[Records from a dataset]
·····
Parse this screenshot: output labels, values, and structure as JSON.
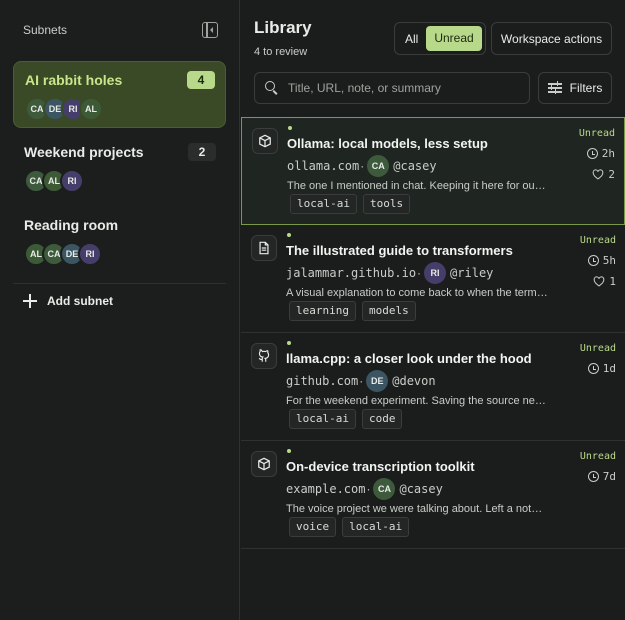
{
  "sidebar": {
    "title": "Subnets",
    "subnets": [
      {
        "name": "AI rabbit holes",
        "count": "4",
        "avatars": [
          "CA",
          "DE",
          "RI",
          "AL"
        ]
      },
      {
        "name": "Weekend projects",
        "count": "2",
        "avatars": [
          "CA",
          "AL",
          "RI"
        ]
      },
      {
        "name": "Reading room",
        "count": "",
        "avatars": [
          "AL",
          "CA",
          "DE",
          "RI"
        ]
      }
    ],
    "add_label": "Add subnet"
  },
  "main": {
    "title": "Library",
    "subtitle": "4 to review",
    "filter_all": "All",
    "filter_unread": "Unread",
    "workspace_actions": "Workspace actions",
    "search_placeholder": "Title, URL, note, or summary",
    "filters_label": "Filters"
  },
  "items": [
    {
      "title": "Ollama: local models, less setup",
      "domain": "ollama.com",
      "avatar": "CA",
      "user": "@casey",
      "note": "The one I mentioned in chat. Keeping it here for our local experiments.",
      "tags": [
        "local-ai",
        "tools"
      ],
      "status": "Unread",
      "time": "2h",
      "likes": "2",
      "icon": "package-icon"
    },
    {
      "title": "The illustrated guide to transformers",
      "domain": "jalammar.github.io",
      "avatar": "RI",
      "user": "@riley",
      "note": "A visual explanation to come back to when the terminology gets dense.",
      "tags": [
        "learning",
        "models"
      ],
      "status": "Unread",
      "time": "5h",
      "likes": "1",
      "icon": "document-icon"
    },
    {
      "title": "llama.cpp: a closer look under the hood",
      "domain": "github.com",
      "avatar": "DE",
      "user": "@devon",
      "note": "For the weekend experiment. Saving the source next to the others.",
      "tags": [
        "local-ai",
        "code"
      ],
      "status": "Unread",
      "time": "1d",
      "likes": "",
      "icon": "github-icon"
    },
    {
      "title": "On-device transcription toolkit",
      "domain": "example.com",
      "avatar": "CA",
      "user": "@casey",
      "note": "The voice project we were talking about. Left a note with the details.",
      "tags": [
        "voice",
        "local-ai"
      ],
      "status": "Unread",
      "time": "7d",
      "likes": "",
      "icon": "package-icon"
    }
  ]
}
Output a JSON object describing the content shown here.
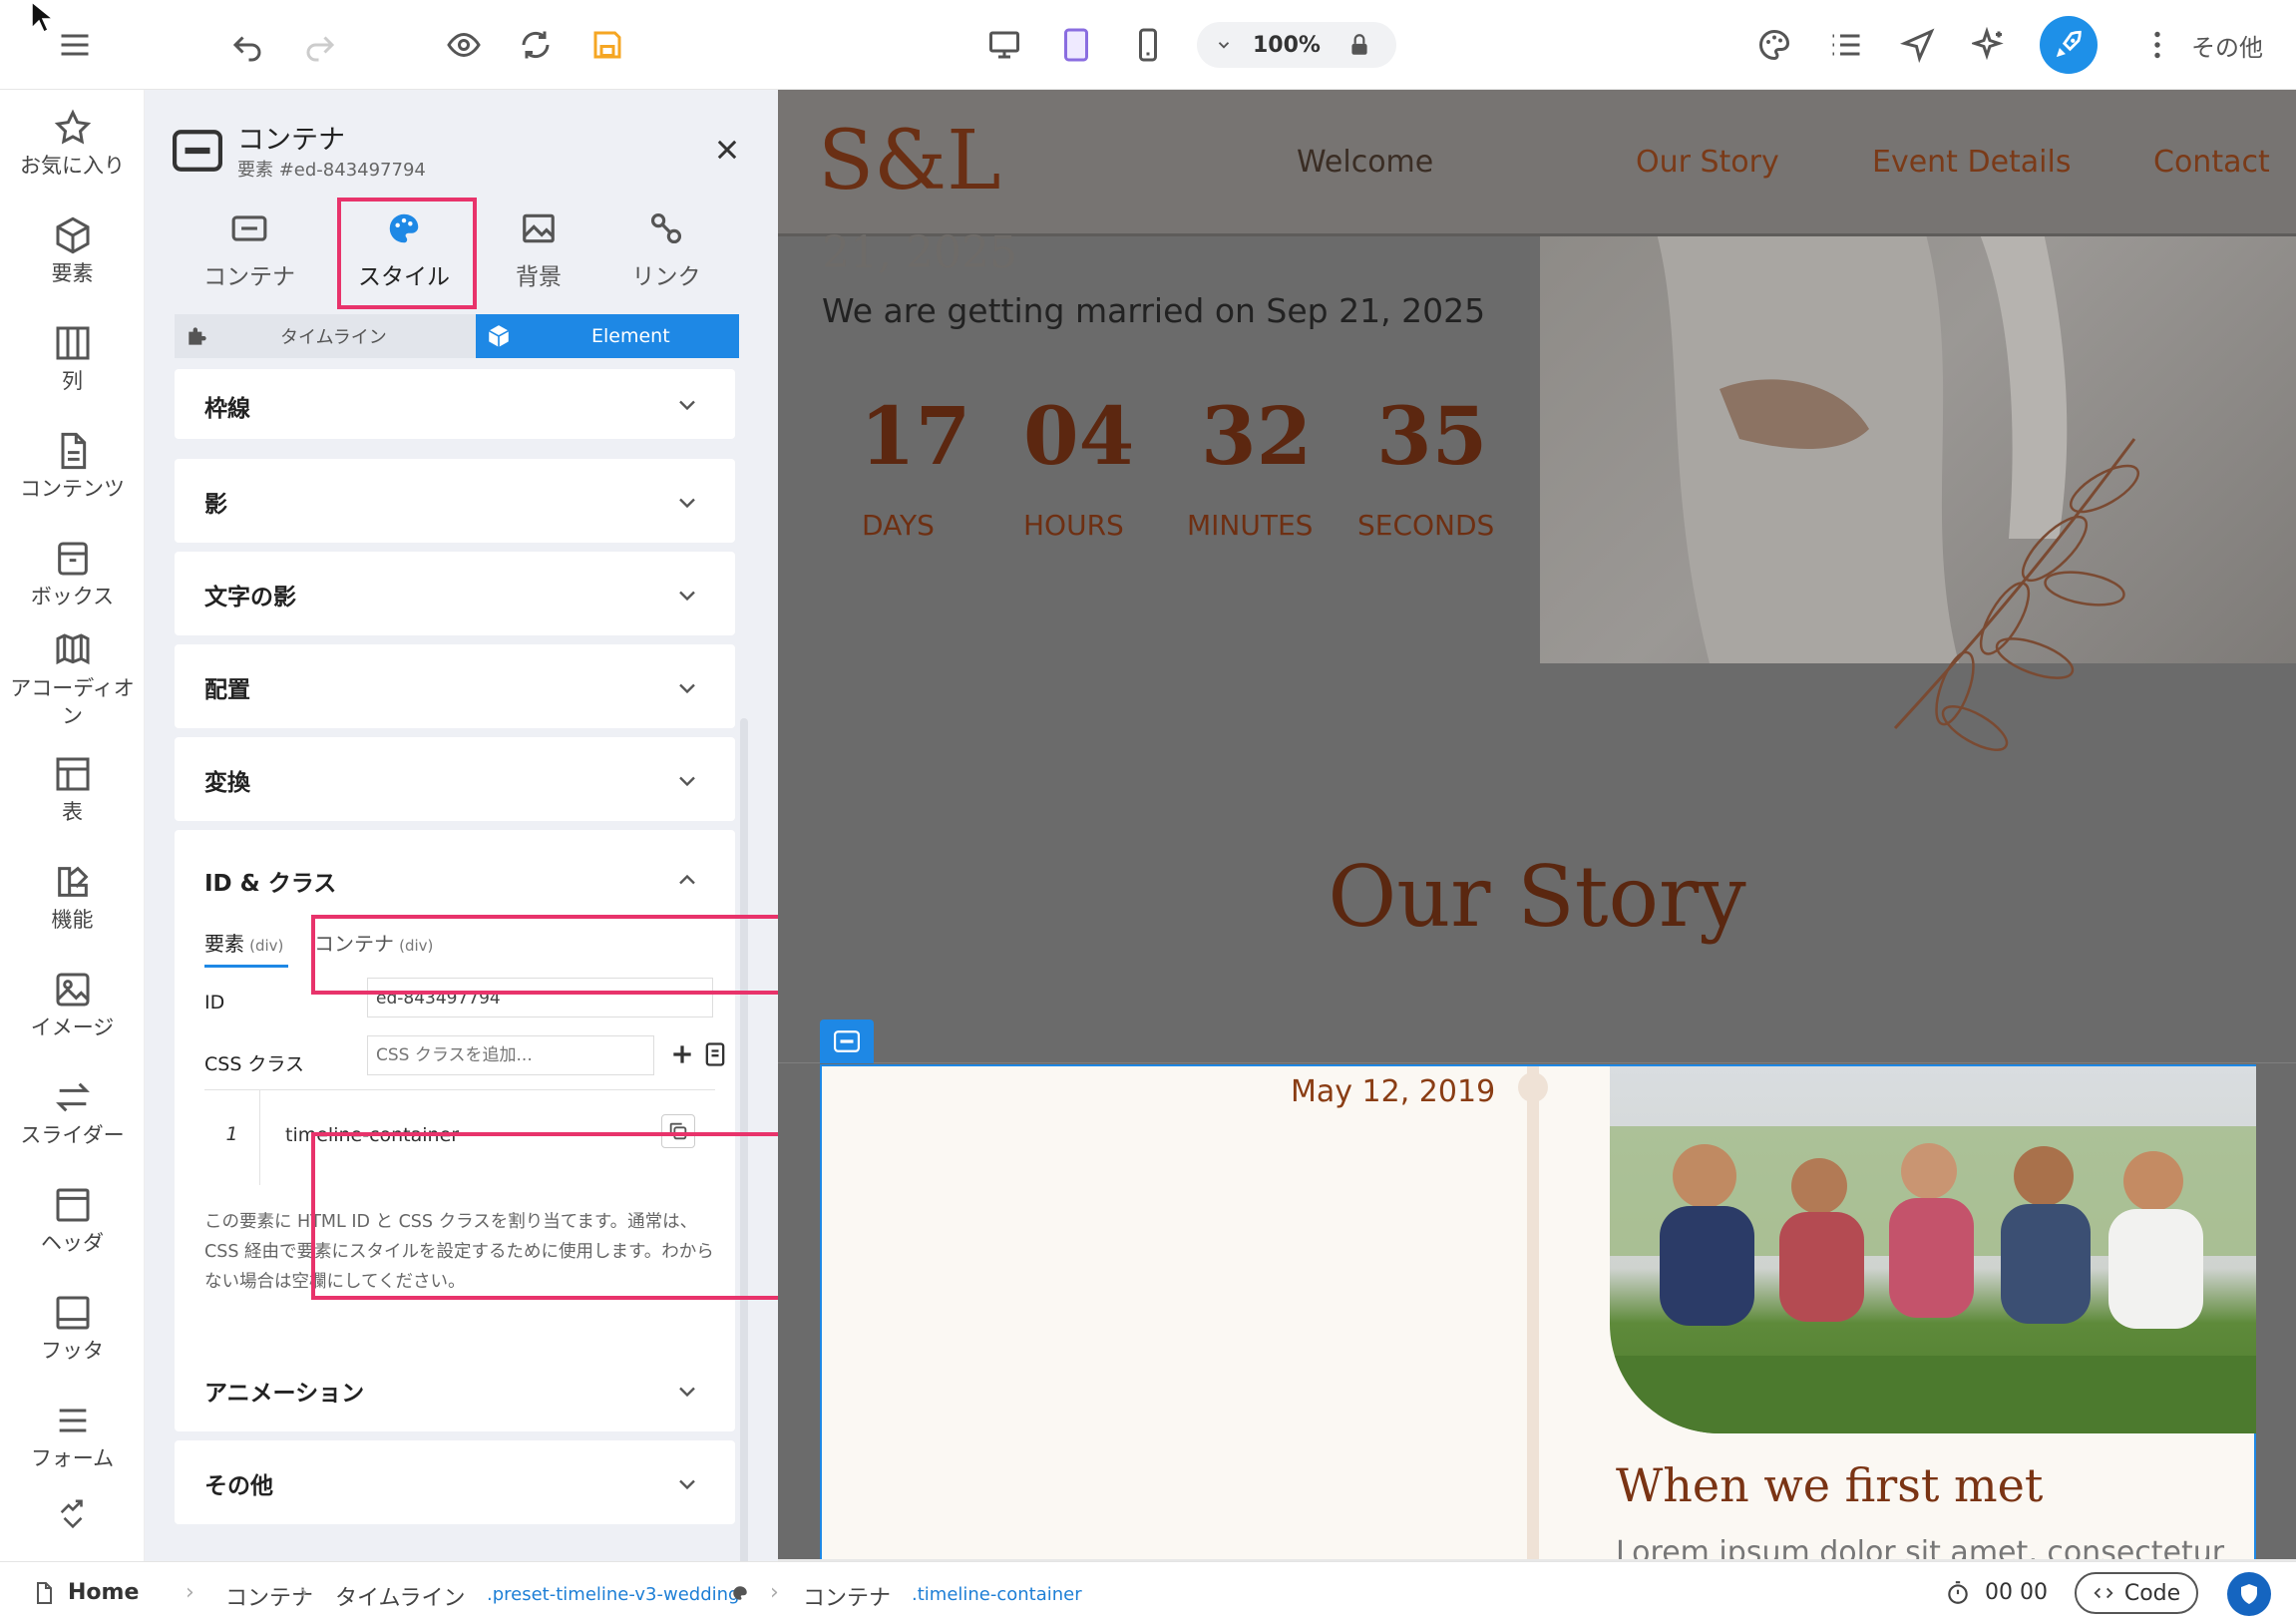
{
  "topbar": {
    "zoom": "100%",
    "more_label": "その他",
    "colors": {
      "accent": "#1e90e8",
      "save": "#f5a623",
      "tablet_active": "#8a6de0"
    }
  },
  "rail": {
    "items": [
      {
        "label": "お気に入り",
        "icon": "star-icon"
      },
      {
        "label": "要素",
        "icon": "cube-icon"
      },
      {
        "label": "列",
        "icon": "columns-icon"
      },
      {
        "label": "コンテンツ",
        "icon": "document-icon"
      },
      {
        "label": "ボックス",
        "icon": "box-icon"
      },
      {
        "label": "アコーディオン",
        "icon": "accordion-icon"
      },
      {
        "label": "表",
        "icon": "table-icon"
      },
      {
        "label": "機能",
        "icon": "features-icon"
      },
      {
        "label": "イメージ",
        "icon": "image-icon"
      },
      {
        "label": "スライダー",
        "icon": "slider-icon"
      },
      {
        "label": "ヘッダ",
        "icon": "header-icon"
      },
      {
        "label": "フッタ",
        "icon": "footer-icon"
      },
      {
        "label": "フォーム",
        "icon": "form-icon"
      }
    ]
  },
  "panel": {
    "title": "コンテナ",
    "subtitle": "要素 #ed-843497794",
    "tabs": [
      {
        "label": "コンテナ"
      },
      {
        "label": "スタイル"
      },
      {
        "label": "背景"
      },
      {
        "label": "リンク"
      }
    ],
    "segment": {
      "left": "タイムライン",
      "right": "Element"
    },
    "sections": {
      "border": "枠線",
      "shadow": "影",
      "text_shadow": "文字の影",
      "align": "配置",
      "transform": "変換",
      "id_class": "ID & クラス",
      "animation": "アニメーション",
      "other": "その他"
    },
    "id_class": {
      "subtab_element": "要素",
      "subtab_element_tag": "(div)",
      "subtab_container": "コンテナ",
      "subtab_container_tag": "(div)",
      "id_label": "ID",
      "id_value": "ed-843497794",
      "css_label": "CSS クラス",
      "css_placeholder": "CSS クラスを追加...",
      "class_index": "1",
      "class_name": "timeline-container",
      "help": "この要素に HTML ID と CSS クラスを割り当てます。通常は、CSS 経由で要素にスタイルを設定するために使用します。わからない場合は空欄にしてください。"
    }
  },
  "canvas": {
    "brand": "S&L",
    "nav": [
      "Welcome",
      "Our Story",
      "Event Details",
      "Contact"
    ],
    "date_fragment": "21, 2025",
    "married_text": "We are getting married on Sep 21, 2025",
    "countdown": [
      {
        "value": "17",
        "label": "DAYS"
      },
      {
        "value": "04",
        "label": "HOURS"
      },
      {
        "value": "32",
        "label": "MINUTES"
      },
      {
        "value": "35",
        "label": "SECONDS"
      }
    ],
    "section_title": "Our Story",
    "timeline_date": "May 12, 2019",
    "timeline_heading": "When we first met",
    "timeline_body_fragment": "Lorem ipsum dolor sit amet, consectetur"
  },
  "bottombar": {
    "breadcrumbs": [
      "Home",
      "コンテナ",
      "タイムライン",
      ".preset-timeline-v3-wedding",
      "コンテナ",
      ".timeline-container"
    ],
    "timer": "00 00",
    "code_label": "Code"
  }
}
·····
DIRECTION: Copy each line that holds the word "github".

ANSWER TO THIS EXERCISE:
      "domain": "jalammar.github.io",
      "domain": "github.com",
      "icon": "github-icon"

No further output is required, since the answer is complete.